--- Information Enclosed Below ---

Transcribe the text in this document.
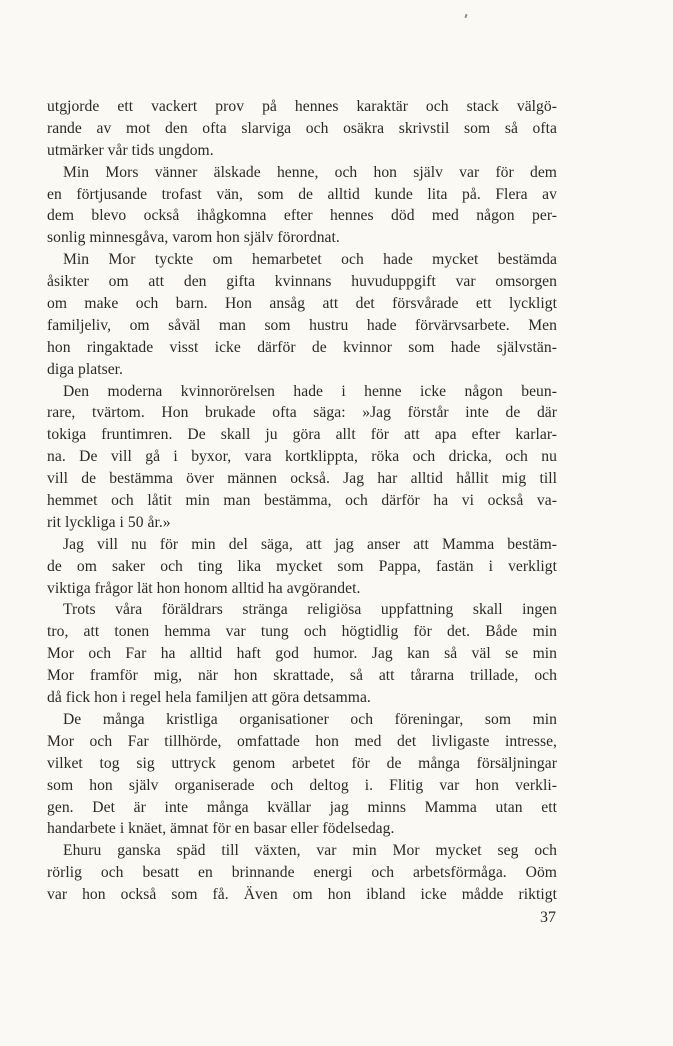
utgjorde ett vackert prov på hennes karaktär och stack välgö-
rande av mot den ofta slarviga och osäkra skrivstil som så ofta
utmärker vår tids ungdom.
Min Mors vänner älskade henne, och hon själv var för dem
en förtjusande trofast vän, som de alltid kunde lita på. Flera av
dem blevo också ihågkomna efter hennes död med någon per-
sonlig minnesgåva, varom hon själv förordnat.
Min Mor tyckte om hemarbetet och hade mycket bestämda
åsikter om att den gifta kvinnans huvuduppgift var omsorgen
om make och barn. Hon ansåg att det försvårade ett lyckligt
familjeliv, om såväl man som hustru hade förvärvsarbete. Men
hon ringaktade visst icke därför de kvinnor som hade självstän-
diga platser.
Den moderna kvinnorörelsen hade i henne icke någon beun-
rare, tvärtom. Hon brukade ofta säga: »Jag förstår inte de där
tokiga fruntimren. De skall ju göra allt för att apa efter karlar-
na. De vill gå i byxor, vara kortklippta, röka och dricka, och nu
vill de bestämma över männen också. Jag har alltid hållit mig till
hemmet och låtit min man bestämma, och därför ha vi också va-
rit lyckliga i 50 år.»
Jag vill nu för min del säga, att jag anser att Mamma bestäm-
de om saker och ting lika mycket som Pappa, fastän i verkligt
viktiga frågor lät hon honom alltid ha avgörandet.
Trots våra föräldrars stränga religiösa uppfattning skall ingen
tro, att tonen hemma var tung och högtidlig för det. Både min
Mor och Far ha alltid haft god humor. Jag kan så väl se min
Mor framför mig, när hon skrattade, så att tårarna trillade, och
då fick hon i regel hela familjen att göra detsamma.
De många kristliga organisationer och föreningar, som min
Mor och Far tillhörde, omfattade hon med det livligaste intresse,
vilket tog sig uttryck genom arbetet för de många försäljningar
som hon själv organiserade och deltog i. Flitig var hon verkli-
gen. Det är inte många kvällar jag minns Mamma utan ett
handarbete i knäet, ämnat för en basar eller födelsedag.
Ehuru ganska späd till växten, var min Mor mycket seg och
rörlig och besatt en brinnande energi och arbetsförmåga. Oöm
var hon också som få. Även om hon ibland icke mådde riktigt
37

--- End of Enclosed Information ---

*Required work*
All of the data is to be transcribed exactly, with images omitted.

*Reply*
Transcribe the text in this document.
utgjorde ett vackert prov på hennes karaktär och stack välgö-
rande av mot den ofta slarviga och osäkra skrivstil som så ofta
utmärker vår tids ungdom.
Min Mors vänner älskade henne, och hon själv var för dem
en förtjusande trofast vän, som de alltid kunde lita på. Flera av
dem blevo också ihågkomna efter hennes död med någon per-
sonlig minnesgåva, varom hon själv förordnat.
Min Mor tyckte om hemarbetet och hade mycket bestämda
åsikter om att den gifta kvinnans huvuduppgift var omsorgen
om make och barn. Hon ansåg att det försvårade ett lyckligt
familjeliv, om såväl man som hustru hade förvärvsarbete. Men
hon ringaktade visst icke därför de kvinnor som hade självstän-
diga platser.
Den moderna kvinnorörelsen hade i henne icke någon beun-
rare, tvärtom. Hon brukade ofta säga: »Jag förstår inte de där
tokiga fruntimren. De skall ju göra allt för att apa efter karlar-
na. De vill gå i byxor, vara kortklippta, röka och dricka, och nu
vill de bestämma över männen också. Jag har alltid hållit mig till
hemmet och låtit min man bestämma, och därför ha vi också va-
rit lyckliga i 50 år.»
Jag vill nu för min del säga, att jag anser att Mamma bestäm-
de om saker och ting lika mycket som Pappa, fastän i verkligt
viktiga frågor lät hon honom alltid ha avgörandet.
Trots våra föräldrars stränga religiösa uppfattning skall ingen
tro, att tonen hemma var tung och högtidlig för det. Både min
Mor och Far ha alltid haft god humor. Jag kan så väl se min
Mor framför mig, när hon skrattade, så att tårarna trillade, och
då fick hon i regel hela familjen att göra detsamma.
De många kristliga organisationer och föreningar, som min
Mor och Far tillhörde, omfattade hon med det livligaste intresse,
vilket tog sig uttryck genom arbetet för de många försäljningar
som hon själv organiserade och deltog i. Flitig var hon verkli-
gen. Det är inte många kvällar jag minns Mamma utan ett
handarbete i knäet, ämnat för en basar eller födelsedag.
Ehuru ganska späd till växten, var min Mor mycket seg och
rörlig och besatt en brinnande energi och arbetsförmåga. Oöm
var hon också som få. Även om hon ibland icke mådde riktigt
37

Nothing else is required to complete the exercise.